### Extracted entries
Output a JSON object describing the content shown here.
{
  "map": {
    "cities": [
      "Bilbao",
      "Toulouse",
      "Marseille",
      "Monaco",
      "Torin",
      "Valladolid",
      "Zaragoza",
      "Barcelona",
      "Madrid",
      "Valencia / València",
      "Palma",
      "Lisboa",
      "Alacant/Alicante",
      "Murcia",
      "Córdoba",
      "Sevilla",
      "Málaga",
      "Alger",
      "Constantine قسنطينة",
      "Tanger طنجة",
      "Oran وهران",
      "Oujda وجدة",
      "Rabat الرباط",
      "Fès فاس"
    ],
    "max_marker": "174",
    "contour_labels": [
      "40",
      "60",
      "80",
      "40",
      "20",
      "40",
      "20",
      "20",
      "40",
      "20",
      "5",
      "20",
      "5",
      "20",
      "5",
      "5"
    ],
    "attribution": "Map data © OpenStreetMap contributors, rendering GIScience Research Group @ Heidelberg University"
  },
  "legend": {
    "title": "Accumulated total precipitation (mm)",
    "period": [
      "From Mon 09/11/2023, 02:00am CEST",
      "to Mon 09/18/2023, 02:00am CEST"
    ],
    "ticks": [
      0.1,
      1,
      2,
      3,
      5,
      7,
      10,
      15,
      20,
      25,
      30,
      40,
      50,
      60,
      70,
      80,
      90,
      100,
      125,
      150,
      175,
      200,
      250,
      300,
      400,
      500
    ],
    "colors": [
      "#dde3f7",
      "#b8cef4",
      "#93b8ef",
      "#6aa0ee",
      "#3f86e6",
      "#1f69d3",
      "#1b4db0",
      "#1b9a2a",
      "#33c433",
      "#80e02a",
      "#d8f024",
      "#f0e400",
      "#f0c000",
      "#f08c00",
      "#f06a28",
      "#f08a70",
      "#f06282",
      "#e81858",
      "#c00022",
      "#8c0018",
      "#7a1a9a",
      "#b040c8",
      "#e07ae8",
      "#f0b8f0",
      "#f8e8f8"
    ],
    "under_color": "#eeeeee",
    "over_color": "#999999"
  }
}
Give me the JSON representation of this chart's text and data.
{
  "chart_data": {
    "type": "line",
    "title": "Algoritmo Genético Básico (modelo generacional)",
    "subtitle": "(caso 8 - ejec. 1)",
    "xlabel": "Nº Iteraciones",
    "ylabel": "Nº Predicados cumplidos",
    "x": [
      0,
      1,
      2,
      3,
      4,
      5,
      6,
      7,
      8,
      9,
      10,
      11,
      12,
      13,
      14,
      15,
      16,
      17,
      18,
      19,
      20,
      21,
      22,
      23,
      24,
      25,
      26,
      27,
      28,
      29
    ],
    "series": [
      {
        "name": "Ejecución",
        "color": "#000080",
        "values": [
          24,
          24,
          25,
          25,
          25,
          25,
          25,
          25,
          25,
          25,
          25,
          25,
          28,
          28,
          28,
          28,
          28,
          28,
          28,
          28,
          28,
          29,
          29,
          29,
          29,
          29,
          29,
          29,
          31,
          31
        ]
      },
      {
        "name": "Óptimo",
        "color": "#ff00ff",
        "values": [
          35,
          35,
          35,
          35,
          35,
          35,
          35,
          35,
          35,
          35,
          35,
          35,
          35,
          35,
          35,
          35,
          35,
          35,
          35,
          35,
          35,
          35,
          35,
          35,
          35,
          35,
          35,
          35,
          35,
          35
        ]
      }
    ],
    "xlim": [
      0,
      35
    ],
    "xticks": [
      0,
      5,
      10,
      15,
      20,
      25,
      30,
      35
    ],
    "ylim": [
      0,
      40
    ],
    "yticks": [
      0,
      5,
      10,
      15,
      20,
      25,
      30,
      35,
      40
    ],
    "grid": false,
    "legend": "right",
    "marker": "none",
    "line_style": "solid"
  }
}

### Brief
Set down the entries verbatim, leaving none out.

### Result
Output a JSON object describing the content shown here.
{
  "map": {
    "cities": [
      "Bilbao",
      "Toulouse",
      "Marseille",
      "Monaco",
      "Torin",
      "Valladolid",
      "Zaragoza",
      "Barcelona",
      "Madrid",
      "Valencia / València",
      "Palma",
      "Lisboa",
      "Alacant/Alicante",
      "Murcia",
      "Córdoba",
      "Sevilla",
      "Málaga",
      "Alger",
      "Constantine قسنطينة",
      "Tanger طنجة",
      "Oran وهران",
      "Oujda وجدة",
      "Rabat الرباط",
      "Fès فاس"
    ],
    "max_marker": "174",
    "contour_labels": [
      "40",
      "60",
      "80",
      "40",
      "20",
      "40",
      "20",
      "20",
      "40",
      "20",
      "5",
      "20",
      "5",
      "20",
      "5",
      "5"
    ],
    "attribution": "Map data © OpenStreetMap contributors, rendering GIScience Research Group @ Heidelberg University"
  },
  "legend": {
    "title": "Accumulated total precipitation (mm)",
    "period": [
      "From Mon 09/11/2023, 02:00am CEST",
      "to Mon 09/18/2023, 02:00am CEST"
    ],
    "ticks": [
      0.1,
      1,
      2,
      3,
      5,
      7,
      10,
      15,
      20,
      25,
      30,
      40,
      50,
      60,
      70,
      80,
      90,
      100,
      125,
      150,
      175,
      200,
      250,
      300,
      400,
      500
    ],
    "colors": [
      "#dde3f7",
      "#b8cef4",
      "#93b8ef",
      "#6aa0ee",
      "#3f86e6",
      "#1f69d3",
      "#1b4db0",
      "#1b9a2a",
      "#33c433",
      "#80e02a",
      "#d8f024",
      "#f0e400",
      "#f0c000",
      "#f08c00",
      "#f06a28",
      "#f08a70",
      "#f06282",
      "#e81858",
      "#c00022",
      "#8c0018",
      "#7a1a9a",
      "#b040c8",
      "#e07ae8",
      "#f0b8f0",
      "#f8e8f8"
    ],
    "under_color": "#eeeeee",
    "over_color": "#999999"
  }
}
Give me the JSON representation of this chart's text and data.
{
  "chart_data": {
    "type": "line",
    "title": "Algoritmo Genético Básico (modelo generacional)",
    "subtitle": "(caso 8 - ejec. 1)",
    "xlabel": "Nº Iteraciones",
    "ylabel": "Nº Predicados cumplidos",
    "x": [
      0,
      1,
      2,
      3,
      4,
      5,
      6,
      7,
      8,
      9,
      10,
      11,
      12,
      13,
      14,
      15,
      16,
      17,
      18,
      19,
      20,
      21,
      22,
      23,
      24,
      25,
      26,
      27,
      28,
      29
    ],
    "series": [
      {
        "name": "Ejecución",
        "color": "#000080",
        "values": [
          24,
          24,
          25,
          25,
          25,
          25,
          25,
          25,
          25,
          25,
          25,
          25,
          28,
          28,
          28,
          28,
          28,
          28,
          28,
          28,
          28,
          29,
          29,
          29,
          29,
          29,
          29,
          29,
          31,
          31
        ]
      },
      {
        "name": "Óptimo",
        "color": "#ff00ff",
        "values": [
          35,
          35,
          35,
          35,
          35,
          35,
          35,
          35,
          35,
          35,
          35,
          35,
          35,
          35,
          35,
          35,
          35,
          35,
          35,
          35,
          35,
          35,
          35,
          35,
          35,
          35,
          35,
          35,
          35,
          35
        ]
      }
    ],
    "xlim": [
      0,
      35
    ],
    "xticks": [
      0,
      5,
      10,
      15,
      20,
      25,
      30,
      35
    ],
    "ylim": [
      0,
      40
    ],
    "yticks": [
      0,
      5,
      10,
      15,
      20,
      25,
      30,
      35,
      40
    ],
    "grid": false,
    "legend": "right",
    "marker": "none",
    "line_style": "solid"
  }
}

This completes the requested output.